» **Aim of the task**
Give an exact copy of every line, leaving images out.

________

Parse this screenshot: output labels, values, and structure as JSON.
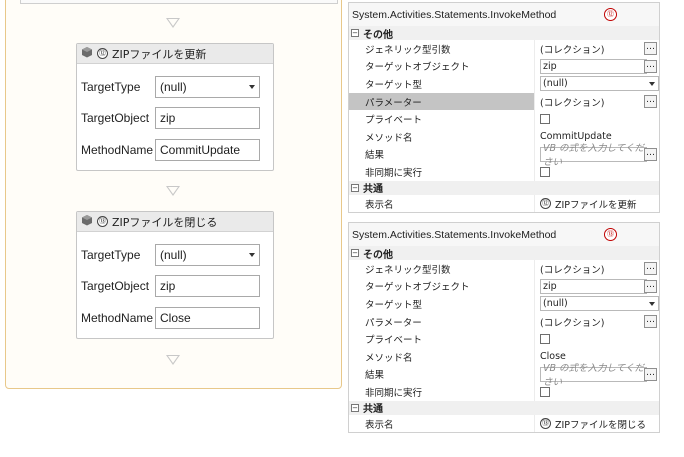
{
  "designer": {
    "activities": [
      {
        "badge": "⑫",
        "title": "ZIPファイルを更新",
        "fields": [
          {
            "label": "TargetType",
            "value": "(null)"
          },
          {
            "label": "TargetObject",
            "value": "zip"
          },
          {
            "label": "MethodName",
            "value": "CommitUpdate"
          }
        ]
      },
      {
        "badge": "⑬",
        "title": "ZIPファイルを閉じる",
        "fields": [
          {
            "label": "TargetType",
            "value": "(null)"
          },
          {
            "label": "TargetObject",
            "value": "zip"
          },
          {
            "label": "MethodName",
            "value": "Close"
          }
        ]
      }
    ]
  },
  "grids": [
    {
      "title": "System.Activities.Statements.InvokeMethod",
      "step_marker": "⑫",
      "misc_category": "その他",
      "common_category": "共通",
      "rows": [
        {
          "name": "ジェネリック型引数",
          "value": "(コレクション)"
        },
        {
          "name": "ターゲットオブジェクト",
          "value": "zip"
        },
        {
          "name": "ターゲット型",
          "value": "(null)"
        },
        {
          "name": "パラメーター",
          "value": "(コレクション)"
        },
        {
          "name": "プライベート",
          "value": ""
        },
        {
          "name": "メソッド名",
          "value": "CommitUpdate"
        },
        {
          "name": "結果",
          "placeholder": "VB の式を入力してください"
        },
        {
          "name": "非同期に実行",
          "value": ""
        }
      ],
      "display_name": {
        "name": "表示名",
        "badge": "⑫",
        "value": "ZIPファイルを更新"
      }
    },
    {
      "title": "System.Activities.Statements.InvokeMethod",
      "step_marker": "⑬",
      "misc_category": "その他",
      "common_category": "共通",
      "rows": [
        {
          "name": "ジェネリック型引数",
          "value": "(コレクション)"
        },
        {
          "name": "ターゲットオブジェクト",
          "value": "zip"
        },
        {
          "name": "ターゲット型",
          "value": "(null)"
        },
        {
          "name": "パラメーター",
          "value": "(コレクション)"
        },
        {
          "name": "プライベート",
          "value": ""
        },
        {
          "name": "メソッド名",
          "value": "Close"
        },
        {
          "name": "結果",
          "placeholder": "VB の式を入力してください"
        },
        {
          "name": "非同期に実行",
          "value": ""
        }
      ],
      "display_name": {
        "name": "表示名",
        "badge": "⑬",
        "value": "ZIPファイルを閉じる"
      }
    }
  ]
}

________

» **Result of the exercise**
Parse this screenshot: output labels, values, and structure as JSON.
{
  "designer": {
    "activities": [
      {
        "badge": "⑫",
        "title": "ZIPファイルを更新",
        "fields": [
          {
            "label": "TargetType",
            "value": "(null)"
          },
          {
            "label": "TargetObject",
            "value": "zip"
          },
          {
            "label": "MethodName",
            "value": "CommitUpdate"
          }
        ]
      },
      {
        "badge": "⑬",
        "title": "ZIPファイルを閉じる",
        "fields": [
          {
            "label": "TargetType",
            "value": "(null)"
          },
          {
            "label": "TargetObject",
            "value": "zip"
          },
          {
            "label": "MethodName",
            "value": "Close"
          }
        ]
      }
    ]
  },
  "grids": [
    {
      "title": "System.Activities.Statements.InvokeMethod",
      "step_marker": "⑫",
      "misc_category": "その他",
      "common_category": "共通",
      "rows": [
        {
          "name": "ジェネリック型引数",
          "value": "(コレクション)"
        },
        {
          "name": "ターゲットオブジェクト",
          "value": "zip"
        },
        {
          "name": "ターゲット型",
          "value": "(null)"
        },
        {
          "name": "パラメーター",
          "value": "(コレクション)"
        },
        {
          "name": "プライベート",
          "value": ""
        },
        {
          "name": "メソッド名",
          "value": "CommitUpdate"
        },
        {
          "name": "結果",
          "placeholder": "VB の式を入力してください"
        },
        {
          "name": "非同期に実行",
          "value": ""
        }
      ],
      "display_name": {
        "name": "表示名",
        "badge": "⑫",
        "value": "ZIPファイルを更新"
      }
    },
    {
      "title": "System.Activities.Statements.InvokeMethod",
      "step_marker": "⑬",
      "misc_category": "その他",
      "common_category": "共通",
      "rows": [
        {
          "name": "ジェネリック型引数",
          "value": "(コレクション)"
        },
        {
          "name": "ターゲットオブジェクト",
          "value": "zip"
        },
        {
          "name": "ターゲット型",
          "value": "(null)"
        },
        {
          "name": "パラメーター",
          "value": "(コレクション)"
        },
        {
          "name": "プライベート",
          "value": ""
        },
        {
          "name": "メソッド名",
          "value": "Close"
        },
        {
          "name": "結果",
          "placeholder": "VB の式を入力してください"
        },
        {
          "name": "非同期に実行",
          "value": ""
        }
      ],
      "display_name": {
        "name": "表示名",
        "badge": "⑬",
        "value": "ZIPファイルを閉じる"
      }
    }
  ]
}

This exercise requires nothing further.